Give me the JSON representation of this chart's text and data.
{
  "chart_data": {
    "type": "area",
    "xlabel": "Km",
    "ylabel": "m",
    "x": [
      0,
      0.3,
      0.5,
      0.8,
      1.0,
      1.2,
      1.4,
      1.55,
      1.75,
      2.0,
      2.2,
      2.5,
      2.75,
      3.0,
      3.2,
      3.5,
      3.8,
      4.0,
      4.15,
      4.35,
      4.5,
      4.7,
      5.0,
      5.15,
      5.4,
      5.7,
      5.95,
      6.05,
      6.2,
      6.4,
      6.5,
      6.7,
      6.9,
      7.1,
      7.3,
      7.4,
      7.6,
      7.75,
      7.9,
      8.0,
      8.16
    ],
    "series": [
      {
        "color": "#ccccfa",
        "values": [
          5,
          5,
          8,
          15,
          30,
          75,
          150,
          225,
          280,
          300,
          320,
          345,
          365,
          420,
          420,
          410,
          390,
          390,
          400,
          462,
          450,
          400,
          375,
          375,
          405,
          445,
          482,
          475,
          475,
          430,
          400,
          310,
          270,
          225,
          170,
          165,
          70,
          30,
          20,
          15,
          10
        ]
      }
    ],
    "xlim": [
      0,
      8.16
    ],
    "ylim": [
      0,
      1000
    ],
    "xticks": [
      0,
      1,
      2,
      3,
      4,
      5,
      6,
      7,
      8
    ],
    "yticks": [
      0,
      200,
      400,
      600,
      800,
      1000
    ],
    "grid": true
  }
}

* _Directive_
Give the entries once more, exactly as they appear.

* _Response_
Give me the JSON representation of this chart's text and data.
{
  "chart_data": {
    "type": "area",
    "xlabel": "Km",
    "ylabel": "m",
    "x": [
      0,
      0.3,
      0.5,
      0.8,
      1.0,
      1.2,
      1.4,
      1.55,
      1.75,
      2.0,
      2.2,
      2.5,
      2.75,
      3.0,
      3.2,
      3.5,
      3.8,
      4.0,
      4.15,
      4.35,
      4.5,
      4.7,
      5.0,
      5.15,
      5.4,
      5.7,
      5.95,
      6.05,
      6.2,
      6.4,
      6.5,
      6.7,
      6.9,
      7.1,
      7.3,
      7.4,
      7.6,
      7.75,
      7.9,
      8.0,
      8.16
    ],
    "series": [
      {
        "color": "#ccccfa",
        "values": [
          5,
          5,
          8,
          15,
          30,
          75,
          150,
          225,
          280,
          300,
          320,
          345,
          365,
          420,
          420,
          410,
          390,
          390,
          400,
          462,
          450,
          400,
          375,
          375,
          405,
          445,
          482,
          475,
          475,
          430,
          400,
          310,
          270,
          225,
          170,
          165,
          70,
          30,
          20,
          15,
          10
        ]
      }
    ],
    "xlim": [
      0,
      8.16
    ],
    "ylim": [
      0,
      1000
    ],
    "xticks": [
      0,
      1,
      2,
      3,
      4,
      5,
      6,
      7,
      8
    ],
    "yticks": [
      0,
      200,
      400,
      600,
      800,
      1000
    ],
    "grid": true
  }
}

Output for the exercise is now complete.